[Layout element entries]
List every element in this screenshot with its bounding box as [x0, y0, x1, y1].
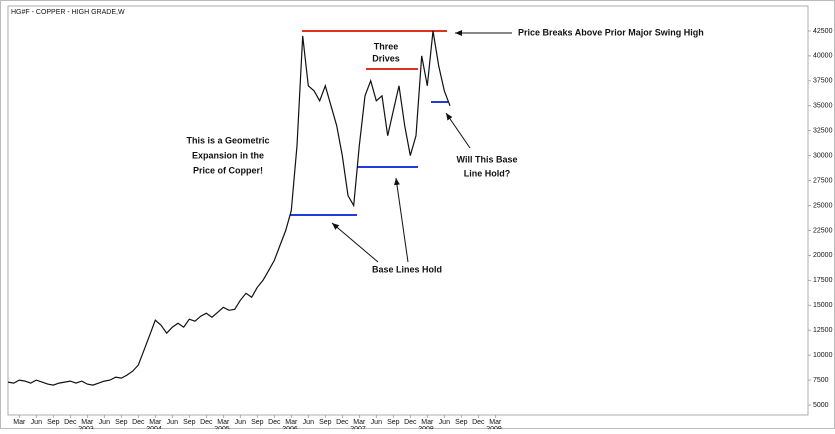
x-tick-label: Dec [472, 419, 485, 426]
y-tick-label: 42500 [813, 28, 833, 35]
y-tick-label: 25000 [813, 202, 833, 209]
annotation: Will This Base [457, 154, 518, 164]
x-tick-label: Dec [64, 419, 77, 426]
plot-area [7, 5, 809, 416]
price-line [7, 30, 451, 386]
arrow [445, 112, 471, 149]
y-tick-label: 10000 [813, 352, 833, 359]
x-tick-label: Sep [455, 419, 468, 426]
x-tick-label: Mar [353, 419, 366, 426]
x-tick-label: Mar [489, 419, 502, 426]
annotation: Price Breaks Above Prior Major Swing Hig… [518, 27, 704, 37]
y-tick-label: 30000 [813, 152, 833, 159]
x-tick-label: Jun [439, 419, 450, 426]
x-tick-label: Jun [235, 419, 246, 426]
y-tick-label: 20000 [813, 252, 833, 259]
x-tick-label: Sep [251, 419, 264, 426]
annotation: Expansion in the [192, 150, 264, 160]
x-tick-label: Sep [183, 419, 196, 426]
x-tick-label: Mar [149, 419, 162, 426]
x-tick-label: Sep [47, 419, 60, 426]
y-tick-label: 32500 [813, 128, 833, 135]
x-tick-label: Dec [268, 419, 281, 426]
y-tick-label: 5000 [813, 402, 829, 409]
x-tick-label: Jun [31, 419, 42, 426]
x-tick-label: Mar [421, 419, 434, 426]
x-tick-label: Dec [404, 419, 417, 426]
annotation: Price of Copper! [193, 165, 263, 175]
x-tick-label: Mar [81, 419, 94, 426]
x-tick-label: Dec [200, 419, 213, 426]
y-tick-label: 27500 [813, 177, 833, 184]
x-tick-label: Mar [13, 419, 26, 426]
arrow [394, 177, 409, 263]
annotation: This is a Geometric [186, 135, 269, 145]
y-tick-label: 7500 [813, 377, 829, 384]
y-tick-label: 15000 [813, 302, 833, 309]
annotation: Three [374, 41, 399, 51]
y-tick-label: 17500 [813, 277, 833, 284]
annotation: Drives [372, 53, 400, 63]
x-tick-label: Mar [285, 419, 298, 426]
x-tick-label: Dec [336, 419, 349, 426]
y-tick-label: 40000 [813, 53, 833, 60]
annotation: Line Hold? [464, 168, 511, 178]
arrow [331, 222, 379, 263]
x-tick-label: Jun [303, 419, 314, 426]
y-tick-label: 35000 [813, 103, 833, 110]
y-tick-label: 22500 [813, 227, 833, 234]
x-tick-label: Jun [99, 419, 110, 426]
annotation: Base Lines Hold [372, 264, 442, 274]
x-tick-label: Sep [387, 419, 400, 426]
x-tick-label: Jun [167, 419, 178, 426]
y-tick-label: 12500 [813, 327, 833, 334]
chart-title: HG#F - COPPER - HIGH GRADE,W [11, 9, 125, 16]
y-tick-label: 37500 [813, 78, 833, 85]
x-tick-label: Sep [319, 419, 332, 426]
x-tick-label: Jun [371, 419, 382, 426]
x-tick-label: Mar [217, 419, 230, 426]
x-tick-label: Sep [115, 419, 128, 426]
x-tick-label: Dec [132, 419, 145, 426]
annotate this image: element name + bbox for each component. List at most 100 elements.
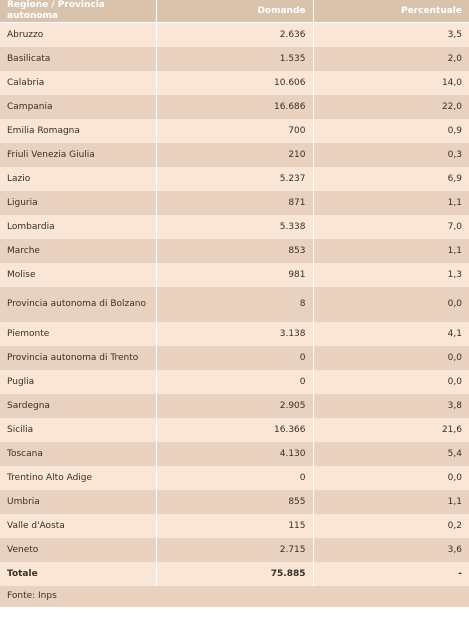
- table-row: Toscana 4.130 5,4: [0, 442, 469, 466]
- table-row: Lombardia 5.338 7,0: [0, 215, 469, 239]
- table-row: Molise 981 1,3: [0, 263, 469, 287]
- table-cell: 115: [155, 514, 313, 538]
- table-cell: Campania: [0, 95, 156, 119]
- table-cell: 700: [155, 119, 313, 143]
- table-cell: Sicilia: [0, 418, 156, 442]
- table-cell: 0,0: [312, 466, 469, 490]
- table-cell: Trentino Alto Adige: [0, 466, 156, 490]
- table-row: Trentino Alto Adige 0 0,0: [0, 466, 469, 490]
- table-cell: 3.138: [155, 322, 313, 346]
- table-cell: 2,0: [312, 47, 469, 71]
- table-row: Sicilia 16.366 21,6: [0, 418, 469, 442]
- table-cell: Calabria: [0, 71, 156, 95]
- table-cell: 1,1: [312, 191, 469, 215]
- table-cell: Basilicata: [0, 47, 156, 71]
- table-cell: Provincia autonoma di Bolzano: [0, 287, 156, 322]
- table-row: Totale 75.885-: [0, 562, 469, 586]
- table-row: Emilia Romagna 700 0,9: [0, 119, 469, 143]
- header-cell: Domande: [155, 0, 313, 23]
- table-cell: 2.905: [155, 394, 313, 418]
- table-cell: 0,3: [312, 143, 469, 167]
- table-cell: 0,0: [312, 370, 469, 394]
- table-cell: Lombardia: [0, 215, 156, 239]
- table-cell: 5.338: [155, 215, 313, 239]
- table-row: Provincia autonoma di Bolzano 8 0,0: [0, 287, 469, 322]
- table-row: Valle d'Aosta 115 0,2: [0, 514, 469, 538]
- table-cell: 3,6: [312, 538, 469, 562]
- table-cell: 8: [155, 287, 313, 322]
- table-row: Abruzzo 2.636 3,5: [0, 22, 469, 47]
- table-cell: 0,2: [312, 514, 469, 538]
- table-cell: 16.366: [155, 418, 313, 442]
- table-cell: Lazio: [0, 167, 156, 191]
- header-row: Regione / Provincia autonoma Domande Per…: [0, 0, 469, 23]
- table-cell: Abruzzo: [0, 22, 156, 47]
- table-cell: 855: [155, 490, 313, 514]
- table-cell: 3,5: [312, 22, 469, 47]
- table-cell: 14,0: [312, 71, 469, 95]
- table-cell: 5.237: [155, 167, 313, 191]
- table-cell: 981: [155, 263, 313, 287]
- table-cell: Veneto: [0, 538, 156, 562]
- table-row: Friuli Venezia Giulia 210 0,3: [0, 143, 469, 167]
- table-cell: 853: [155, 239, 313, 263]
- table-row: Marche 853 1,1: [0, 239, 469, 263]
- table-cell: 10.606: [155, 71, 313, 95]
- table-cell: Molise: [0, 263, 156, 287]
- table-cell: Marche: [0, 239, 156, 263]
- table-row: Veneto 2.715 3,6: [0, 538, 469, 562]
- table-cell: 75.885: [155, 562, 313, 586]
- table-cell: 16.686: [155, 95, 313, 119]
- table-row: Sardegna 2.905 3,8: [0, 394, 469, 418]
- header-cell: Percentuale: [312, 0, 469, 23]
- table-cell: 0,0: [312, 287, 469, 322]
- table-cell: 6,9: [312, 167, 469, 191]
- table-cell: 0: [155, 346, 313, 370]
- table-row: Provincia autonoma di Trento 0 0,0: [0, 346, 469, 370]
- table-cell: 4.130: [155, 442, 313, 466]
- table-cell: Puglia: [0, 370, 156, 394]
- table-cell: 0: [155, 370, 313, 394]
- table-cell: 0,0: [312, 346, 469, 370]
- table-cell: 21,6: [312, 418, 469, 442]
- table-cell: Valle d'Aosta: [0, 514, 156, 538]
- table-row: Liguria 871 1,1: [0, 191, 469, 215]
- table-cell: Provincia autonoma di Trento: [0, 346, 156, 370]
- table-cell: 871: [155, 191, 313, 215]
- table-cell: 210: [155, 143, 313, 167]
- table-row: Umbria 855 1,1: [0, 490, 469, 514]
- table-cell: 1,1: [312, 490, 469, 514]
- table-row: Campania 16.686 22,0: [0, 95, 469, 119]
- table-cell: 7,0: [312, 215, 469, 239]
- table-row: Puglia 0 0,0: [0, 370, 469, 394]
- source-text: Fonte: Inps: [0, 586, 469, 607]
- table-row: Basilicata 1.535 2,0: [0, 47, 469, 71]
- header-cell: Regione / Provincia autonoma: [0, 0, 156, 23]
- table-row: Calabria 10.606 14,0: [0, 71, 469, 95]
- table-cell: -: [312, 562, 469, 586]
- table-cell: 1.535: [155, 47, 313, 71]
- table-cell: 22,0: [312, 95, 469, 119]
- table-cell: Emilia Romagna: [0, 119, 156, 143]
- table-cell: 2.636: [155, 22, 313, 47]
- table-cell: Liguria: [0, 191, 156, 215]
- table-cell: 1,1: [312, 239, 469, 263]
- table-cell: 4,1: [312, 322, 469, 346]
- data-table: Regione / Provincia autonoma Domande Per…: [0, 0, 469, 607]
- table-cell: 5,4: [312, 442, 469, 466]
- table-cell: Sardegna: [0, 394, 156, 418]
- source-row: Fonte: Inps: [0, 586, 469, 607]
- table-row: Piemonte 3.138 4,1: [0, 322, 469, 346]
- table-cell: Piemonte: [0, 322, 156, 346]
- table-cell: Toscana: [0, 442, 156, 466]
- table-cell: 0: [155, 466, 313, 490]
- table-cell: Umbria: [0, 490, 156, 514]
- table-cell: 2.715: [155, 538, 313, 562]
- table-cell: Friuli Venezia Giulia: [0, 143, 156, 167]
- table-row: Lazio 5.237 6,9: [0, 167, 469, 191]
- table-cell: 1,3: [312, 263, 469, 287]
- table-cell: 0,9: [312, 119, 469, 143]
- table-cell: 3,8: [312, 394, 469, 418]
- table-cell: Totale: [0, 562, 156, 586]
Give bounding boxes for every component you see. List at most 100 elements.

WRITTEN TASK:
Reproduce the lines running from the one containing "x-tick-label: Dec [472, 419, 485, 426]" through the one containing "x-tick-label: Sep [47, 419, 60, 426]", with both of those lines included and nothing added or changed.

FULL RESPONSE:
x-tick-label: Dec [472, 419, 485, 426]
y-tick-label: 42500 [813, 28, 833, 35]
y-tick-label: 25000 [813, 202, 833, 209]
annotation: Will This Base [457, 154, 518, 164]
x-tick-label: Dec [64, 419, 77, 426]
plot-area [7, 5, 809, 416]
price-line [7, 30, 451, 386]
arrow [445, 112, 471, 149]
y-tick-label: 10000 [813, 352, 833, 359]
x-tick-label: Sep [455, 419, 468, 426]
x-tick-label: Mar [353, 419, 366, 426]
x-tick-label: Mar [489, 419, 502, 426]
annotation: Price Breaks Above Prior Major Swing Hig… [518, 27, 704, 37]
y-tick-label: 30000 [813, 152, 833, 159]
x-tick-label: Jun [439, 419, 450, 426]
x-tick-label: Jun [235, 419, 246, 426]
y-tick-label: 20000 [813, 252, 833, 259]
x-tick-label: Sep [251, 419, 264, 426]
annotation: Expansion in the [192, 150, 264, 160]
x-tick-label: Sep [183, 419, 196, 426]
x-tick-label: Mar [149, 419, 162, 426]
x-tick-label: Sep [47, 419, 60, 426]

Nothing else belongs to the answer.